(Data entries)
◇ ◇ ◇
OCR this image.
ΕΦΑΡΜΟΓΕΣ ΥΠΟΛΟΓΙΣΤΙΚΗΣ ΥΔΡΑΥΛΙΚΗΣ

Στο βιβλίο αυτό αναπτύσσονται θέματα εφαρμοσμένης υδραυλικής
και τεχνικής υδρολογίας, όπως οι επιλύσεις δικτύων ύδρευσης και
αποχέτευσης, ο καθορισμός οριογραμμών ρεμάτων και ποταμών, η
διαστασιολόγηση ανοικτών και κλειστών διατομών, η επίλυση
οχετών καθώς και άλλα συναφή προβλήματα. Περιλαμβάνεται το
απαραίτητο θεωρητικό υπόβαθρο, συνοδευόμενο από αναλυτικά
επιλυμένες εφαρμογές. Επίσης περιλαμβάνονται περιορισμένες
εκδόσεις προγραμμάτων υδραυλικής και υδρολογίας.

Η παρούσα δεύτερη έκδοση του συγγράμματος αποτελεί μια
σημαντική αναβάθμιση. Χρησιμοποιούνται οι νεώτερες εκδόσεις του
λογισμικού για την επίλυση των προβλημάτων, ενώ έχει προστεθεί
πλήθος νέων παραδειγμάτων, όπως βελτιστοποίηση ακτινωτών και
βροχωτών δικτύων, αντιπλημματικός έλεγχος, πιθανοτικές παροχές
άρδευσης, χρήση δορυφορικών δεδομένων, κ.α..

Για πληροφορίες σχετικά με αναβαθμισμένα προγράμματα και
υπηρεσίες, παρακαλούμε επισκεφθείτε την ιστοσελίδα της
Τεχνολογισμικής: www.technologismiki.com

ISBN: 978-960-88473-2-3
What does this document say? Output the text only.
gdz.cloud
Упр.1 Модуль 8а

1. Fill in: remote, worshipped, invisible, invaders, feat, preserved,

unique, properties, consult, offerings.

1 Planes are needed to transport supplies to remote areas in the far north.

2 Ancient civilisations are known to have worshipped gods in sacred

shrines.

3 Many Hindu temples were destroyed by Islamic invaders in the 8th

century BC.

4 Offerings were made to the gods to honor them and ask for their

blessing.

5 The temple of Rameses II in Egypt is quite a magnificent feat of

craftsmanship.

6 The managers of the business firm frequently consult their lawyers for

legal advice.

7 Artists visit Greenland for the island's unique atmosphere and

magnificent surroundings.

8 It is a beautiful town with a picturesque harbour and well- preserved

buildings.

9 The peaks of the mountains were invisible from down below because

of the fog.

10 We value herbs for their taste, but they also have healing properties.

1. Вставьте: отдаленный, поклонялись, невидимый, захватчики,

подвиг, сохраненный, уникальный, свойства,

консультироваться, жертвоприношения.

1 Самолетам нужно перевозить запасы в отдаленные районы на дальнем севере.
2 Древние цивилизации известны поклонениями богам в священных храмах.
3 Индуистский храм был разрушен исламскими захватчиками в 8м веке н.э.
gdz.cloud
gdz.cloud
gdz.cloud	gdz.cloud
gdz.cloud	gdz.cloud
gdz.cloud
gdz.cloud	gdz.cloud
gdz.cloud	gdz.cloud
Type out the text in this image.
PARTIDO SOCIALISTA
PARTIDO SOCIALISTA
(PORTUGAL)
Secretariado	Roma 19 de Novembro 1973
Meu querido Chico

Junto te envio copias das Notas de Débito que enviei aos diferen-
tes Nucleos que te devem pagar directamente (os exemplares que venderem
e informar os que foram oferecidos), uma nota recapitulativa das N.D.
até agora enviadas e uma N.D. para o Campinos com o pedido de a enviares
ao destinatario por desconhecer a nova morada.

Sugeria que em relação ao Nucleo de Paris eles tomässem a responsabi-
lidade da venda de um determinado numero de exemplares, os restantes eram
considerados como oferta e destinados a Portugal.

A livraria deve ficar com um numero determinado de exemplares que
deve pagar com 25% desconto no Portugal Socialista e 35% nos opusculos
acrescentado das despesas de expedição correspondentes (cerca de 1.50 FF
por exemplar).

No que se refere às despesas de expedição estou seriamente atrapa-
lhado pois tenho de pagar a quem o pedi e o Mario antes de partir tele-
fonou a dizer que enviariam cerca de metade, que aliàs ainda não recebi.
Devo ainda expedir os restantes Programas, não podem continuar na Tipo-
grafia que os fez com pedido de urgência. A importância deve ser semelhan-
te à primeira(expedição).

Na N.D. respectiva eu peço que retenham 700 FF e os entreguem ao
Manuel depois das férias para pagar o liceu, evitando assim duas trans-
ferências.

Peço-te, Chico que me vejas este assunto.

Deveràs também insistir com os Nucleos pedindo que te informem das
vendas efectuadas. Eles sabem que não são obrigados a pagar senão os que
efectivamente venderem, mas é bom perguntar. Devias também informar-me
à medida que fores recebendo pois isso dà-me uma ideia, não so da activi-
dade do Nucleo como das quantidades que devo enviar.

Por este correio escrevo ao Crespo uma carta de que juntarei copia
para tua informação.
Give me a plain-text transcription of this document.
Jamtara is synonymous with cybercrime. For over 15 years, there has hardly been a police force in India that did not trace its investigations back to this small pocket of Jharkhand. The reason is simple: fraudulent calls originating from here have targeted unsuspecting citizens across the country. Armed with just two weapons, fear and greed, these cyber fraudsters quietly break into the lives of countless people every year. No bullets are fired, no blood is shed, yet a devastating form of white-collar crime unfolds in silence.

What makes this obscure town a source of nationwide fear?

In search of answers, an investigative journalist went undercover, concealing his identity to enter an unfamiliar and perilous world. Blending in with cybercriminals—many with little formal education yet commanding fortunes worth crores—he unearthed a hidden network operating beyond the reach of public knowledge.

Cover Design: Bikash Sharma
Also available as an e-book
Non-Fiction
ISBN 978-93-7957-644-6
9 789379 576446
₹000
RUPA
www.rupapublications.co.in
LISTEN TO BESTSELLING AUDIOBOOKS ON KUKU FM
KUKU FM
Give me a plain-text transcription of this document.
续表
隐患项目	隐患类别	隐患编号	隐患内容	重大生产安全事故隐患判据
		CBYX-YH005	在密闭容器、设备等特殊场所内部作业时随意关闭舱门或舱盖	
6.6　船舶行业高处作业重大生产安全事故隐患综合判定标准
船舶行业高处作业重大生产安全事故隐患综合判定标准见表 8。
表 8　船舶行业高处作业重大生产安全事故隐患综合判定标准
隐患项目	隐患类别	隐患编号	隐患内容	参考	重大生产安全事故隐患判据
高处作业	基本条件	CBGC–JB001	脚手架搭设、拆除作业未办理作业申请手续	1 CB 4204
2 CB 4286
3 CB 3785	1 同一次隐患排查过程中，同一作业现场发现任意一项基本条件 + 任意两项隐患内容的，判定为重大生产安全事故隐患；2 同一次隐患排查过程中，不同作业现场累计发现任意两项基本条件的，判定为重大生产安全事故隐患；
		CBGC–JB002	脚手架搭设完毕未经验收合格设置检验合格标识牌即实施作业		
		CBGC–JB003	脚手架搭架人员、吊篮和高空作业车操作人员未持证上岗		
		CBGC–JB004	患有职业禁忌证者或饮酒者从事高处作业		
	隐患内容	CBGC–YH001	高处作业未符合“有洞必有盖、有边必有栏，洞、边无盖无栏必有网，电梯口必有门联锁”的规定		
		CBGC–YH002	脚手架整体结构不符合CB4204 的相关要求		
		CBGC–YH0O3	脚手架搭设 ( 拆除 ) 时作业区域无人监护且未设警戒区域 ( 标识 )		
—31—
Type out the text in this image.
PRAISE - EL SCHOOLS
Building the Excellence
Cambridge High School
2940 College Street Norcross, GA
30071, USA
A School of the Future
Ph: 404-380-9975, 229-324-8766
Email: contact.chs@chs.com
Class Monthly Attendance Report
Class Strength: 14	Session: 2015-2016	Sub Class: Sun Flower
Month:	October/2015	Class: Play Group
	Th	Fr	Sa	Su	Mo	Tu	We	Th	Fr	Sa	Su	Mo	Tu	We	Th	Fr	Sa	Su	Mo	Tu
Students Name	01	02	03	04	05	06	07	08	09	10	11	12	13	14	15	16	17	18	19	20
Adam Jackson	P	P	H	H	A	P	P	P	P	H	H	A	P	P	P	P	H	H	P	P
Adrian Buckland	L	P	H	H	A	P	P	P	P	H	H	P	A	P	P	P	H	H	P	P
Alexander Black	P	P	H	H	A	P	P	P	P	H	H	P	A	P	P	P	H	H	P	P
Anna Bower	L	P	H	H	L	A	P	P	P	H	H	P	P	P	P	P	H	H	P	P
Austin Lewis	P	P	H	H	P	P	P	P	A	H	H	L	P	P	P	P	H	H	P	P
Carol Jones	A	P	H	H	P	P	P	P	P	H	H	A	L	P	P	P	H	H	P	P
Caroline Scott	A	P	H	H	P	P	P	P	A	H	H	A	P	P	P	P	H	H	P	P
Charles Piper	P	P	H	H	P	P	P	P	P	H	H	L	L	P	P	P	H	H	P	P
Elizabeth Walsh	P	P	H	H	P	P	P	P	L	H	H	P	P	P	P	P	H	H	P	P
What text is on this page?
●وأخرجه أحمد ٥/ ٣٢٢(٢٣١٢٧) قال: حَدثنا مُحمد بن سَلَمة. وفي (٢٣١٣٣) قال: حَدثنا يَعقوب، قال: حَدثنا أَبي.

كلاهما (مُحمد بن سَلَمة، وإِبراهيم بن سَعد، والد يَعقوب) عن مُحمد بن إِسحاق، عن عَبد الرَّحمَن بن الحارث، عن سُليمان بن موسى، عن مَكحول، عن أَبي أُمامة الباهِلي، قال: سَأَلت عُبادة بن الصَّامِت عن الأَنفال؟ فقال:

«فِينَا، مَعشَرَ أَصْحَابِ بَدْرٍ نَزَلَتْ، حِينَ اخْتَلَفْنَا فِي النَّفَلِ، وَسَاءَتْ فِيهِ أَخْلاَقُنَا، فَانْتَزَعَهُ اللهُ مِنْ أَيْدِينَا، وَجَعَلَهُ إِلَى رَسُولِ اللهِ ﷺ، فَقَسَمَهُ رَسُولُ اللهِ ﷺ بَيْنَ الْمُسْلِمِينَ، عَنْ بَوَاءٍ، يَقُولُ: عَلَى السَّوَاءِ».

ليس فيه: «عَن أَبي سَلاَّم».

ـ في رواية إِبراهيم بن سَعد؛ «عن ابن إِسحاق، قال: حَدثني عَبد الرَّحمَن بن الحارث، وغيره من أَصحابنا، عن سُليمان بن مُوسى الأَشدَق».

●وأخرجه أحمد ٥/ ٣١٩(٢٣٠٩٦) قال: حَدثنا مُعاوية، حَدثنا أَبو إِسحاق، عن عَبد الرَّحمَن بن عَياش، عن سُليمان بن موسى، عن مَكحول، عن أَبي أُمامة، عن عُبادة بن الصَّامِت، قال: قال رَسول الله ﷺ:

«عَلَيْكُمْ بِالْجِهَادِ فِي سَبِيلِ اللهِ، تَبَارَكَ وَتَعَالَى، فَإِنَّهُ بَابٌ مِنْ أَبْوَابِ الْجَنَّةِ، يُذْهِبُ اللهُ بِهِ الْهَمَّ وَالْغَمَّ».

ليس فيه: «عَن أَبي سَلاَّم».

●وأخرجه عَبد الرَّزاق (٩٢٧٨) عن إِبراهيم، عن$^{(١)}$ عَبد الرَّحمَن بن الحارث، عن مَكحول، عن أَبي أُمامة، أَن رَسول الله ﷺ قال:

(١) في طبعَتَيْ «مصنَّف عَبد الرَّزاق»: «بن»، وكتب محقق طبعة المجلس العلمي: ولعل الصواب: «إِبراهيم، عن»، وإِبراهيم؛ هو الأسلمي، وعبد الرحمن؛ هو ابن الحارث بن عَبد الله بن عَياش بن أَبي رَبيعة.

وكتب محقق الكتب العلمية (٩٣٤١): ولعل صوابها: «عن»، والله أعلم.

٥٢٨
◇ ◇ ◇
WHAT THE TASK ASKS
Emit verbatim the lines running from the one with "What text is on this page?" through the last line of the data, both endpoints inclusive.

TASK RESULT
What text is on this page?
●وأخرجه أحمد ٥/ ٣٢٢(٢٣١٢٧) قال: حَدثنا مُحمد بن سَلَمة. وفي (٢٣١٣٣) قال: حَدثنا يَعقوب، قال: حَدثنا أَبي.

كلاهما (مُحمد بن سَلَمة، وإِبراهيم بن سَعد، والد يَعقوب) عن مُحمد بن إِسحاق، عن عَبد الرَّحمَن بن الحارث، عن سُليمان بن موسى، عن مَكحول، عن أَبي أُمامة الباهِلي، قال: سَأَلت عُبادة بن الصَّامِت عن الأَنفال؟ فقال:

«فِينَا، مَعشَرَ أَصْحَابِ بَدْرٍ نَزَلَتْ، حِينَ اخْتَلَفْنَا فِي النَّفَلِ، وَسَاءَتْ فِيهِ أَخْلاَقُنَا، فَانْتَزَعَهُ اللهُ مِنْ أَيْدِينَا، وَجَعَلَهُ إِلَى رَسُولِ اللهِ ﷺ، فَقَسَمَهُ رَسُولُ اللهِ ﷺ بَيْنَ الْمُسْلِمِينَ، عَنْ بَوَاءٍ، يَقُولُ: عَلَى السَّوَاءِ».

ليس فيه: «عَن أَبي سَلاَّم».

ـ في رواية إِبراهيم بن سَعد؛ «عن ابن إِسحاق، قال: حَدثني عَبد الرَّحمَن بن الحارث، وغيره من أَصحابنا، عن سُليمان بن مُوسى الأَشدَق».

●وأخرجه أحمد ٥/ ٣١٩(٢٣٠٩٦) قال: حَدثنا مُعاوية، حَدثنا أَبو إِسحاق، عن عَبد الرَّحمَن بن عَياش، عن سُليمان بن موسى، عن مَكحول، عن أَبي أُمامة، عن عُبادة بن الصَّامِت، قال: قال رَسول الله ﷺ:

«عَلَيْكُمْ بِالْجِهَادِ فِي سَبِيلِ اللهِ، تَبَارَكَ وَتَعَالَى، فَإِنَّهُ بَابٌ مِنْ أَبْوَابِ الْجَنَّةِ، يُذْهِبُ اللهُ بِهِ الْهَمَّ وَالْغَمَّ».

ليس فيه: «عَن أَبي سَلاَّم».

●وأخرجه عَبد الرَّزاق (٩٢٧٨) عن إِبراهيم، عن$^{(١)}$ عَبد الرَّحمَن بن الحارث، عن مَكحول، عن أَبي أُمامة، أَن رَسول الله ﷺ قال:

(١) في طبعَتَيْ «مصنَّف عَبد الرَّزاق»: «بن»، وكتب محقق طبعة المجلس العلمي: ولعل الصواب: «إِبراهيم، عن»، وإِبراهيم؛ هو الأسلمي، وعبد الرحمن؛ هو ابن الحارث بن عَبد الله بن عَياش بن أَبي رَبيعة.

وكتب محقق الكتب العلمية (٩٣٤١): ولعل صوابها: «عن»، والله أعلم.

٥٢٨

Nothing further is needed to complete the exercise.